→ **DIRECTION**: Each entry below should be echoed exactly, with pictures omitted.

→ **INFORMATION SHOWN**:
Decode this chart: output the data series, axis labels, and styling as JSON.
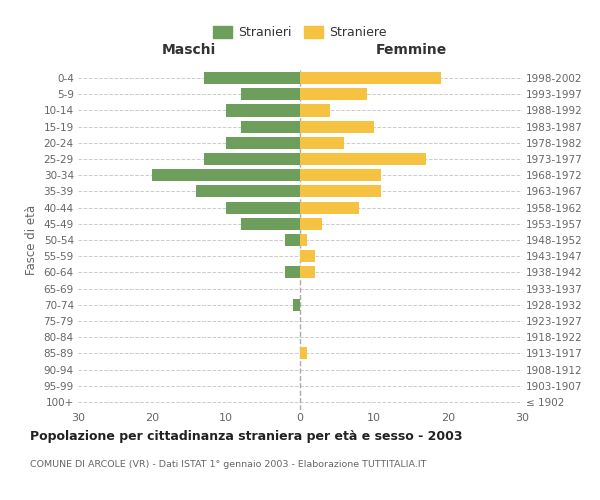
{
  "age_groups": [
    "100+",
    "95-99",
    "90-94",
    "85-89",
    "80-84",
    "75-79",
    "70-74",
    "65-69",
    "60-64",
    "55-59",
    "50-54",
    "45-49",
    "40-44",
    "35-39",
    "30-34",
    "25-29",
    "20-24",
    "15-19",
    "10-14",
    "5-9",
    "0-4"
  ],
  "birth_years": [
    "≤ 1902",
    "1903-1907",
    "1908-1912",
    "1913-1917",
    "1918-1922",
    "1923-1927",
    "1928-1932",
    "1933-1937",
    "1938-1942",
    "1943-1947",
    "1948-1952",
    "1953-1957",
    "1958-1962",
    "1963-1967",
    "1968-1972",
    "1973-1977",
    "1978-1982",
    "1983-1987",
    "1988-1992",
    "1993-1997",
    "1998-2002"
  ],
  "males": [
    0,
    0,
    0,
    0,
    0,
    0,
    1,
    0,
    2,
    0,
    2,
    8,
    10,
    14,
    20,
    13,
    10,
    8,
    10,
    8,
    13
  ],
  "females": [
    0,
    0,
    0,
    1,
    0,
    0,
    0,
    0,
    2,
    2,
    1,
    3,
    8,
    11,
    11,
    17,
    6,
    10,
    4,
    9,
    19
  ],
  "male_color": "#6d9e5b",
  "female_color": "#f5c242",
  "male_label": "Stranieri",
  "female_label": "Straniere",
  "title": "Popolazione per cittadinanza straniera per età e sesso - 2003",
  "subtitle": "COMUNE DI ARCOLE (VR) - Dati ISTAT 1° gennaio 2003 - Elaborazione TUTTITALIA.IT",
  "xlabel_left": "Maschi",
  "xlabel_right": "Femmine",
  "ylabel_left": "Fasce di età",
  "xlim": 30,
  "bg_color": "#ffffff",
  "grid_color": "#cccccc"
}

→ **ANSWER FOR THE TASK**:
Decode this chart: output the data series, axis labels, and styling as JSON.
{
  "age_groups": [
    "100+",
    "95-99",
    "90-94",
    "85-89",
    "80-84",
    "75-79",
    "70-74",
    "65-69",
    "60-64",
    "55-59",
    "50-54",
    "45-49",
    "40-44",
    "35-39",
    "30-34",
    "25-29",
    "20-24",
    "15-19",
    "10-14",
    "5-9",
    "0-4"
  ],
  "birth_years": [
    "≤ 1902",
    "1903-1907",
    "1908-1912",
    "1913-1917",
    "1918-1922",
    "1923-1927",
    "1928-1932",
    "1933-1937",
    "1938-1942",
    "1943-1947",
    "1948-1952",
    "1953-1957",
    "1958-1962",
    "1963-1967",
    "1968-1972",
    "1973-1977",
    "1978-1982",
    "1983-1987",
    "1988-1992",
    "1993-1997",
    "1998-2002"
  ],
  "males": [
    0,
    0,
    0,
    0,
    0,
    0,
    1,
    0,
    2,
    0,
    2,
    8,
    10,
    14,
    20,
    13,
    10,
    8,
    10,
    8,
    13
  ],
  "females": [
    0,
    0,
    0,
    1,
    0,
    0,
    0,
    0,
    2,
    2,
    1,
    3,
    8,
    11,
    11,
    17,
    6,
    10,
    4,
    9,
    19
  ],
  "male_color": "#6d9e5b",
  "female_color": "#f5c242",
  "male_label": "Stranieri",
  "female_label": "Straniere",
  "title": "Popolazione per cittadinanza straniera per età e sesso - 2003",
  "subtitle": "COMUNE DI ARCOLE (VR) - Dati ISTAT 1° gennaio 2003 - Elaborazione TUTTITALIA.IT",
  "xlabel_left": "Maschi",
  "xlabel_right": "Femmine",
  "ylabel_left": "Fasce di età",
  "xlim": 30,
  "bg_color": "#ffffff",
  "grid_color": "#cccccc"
}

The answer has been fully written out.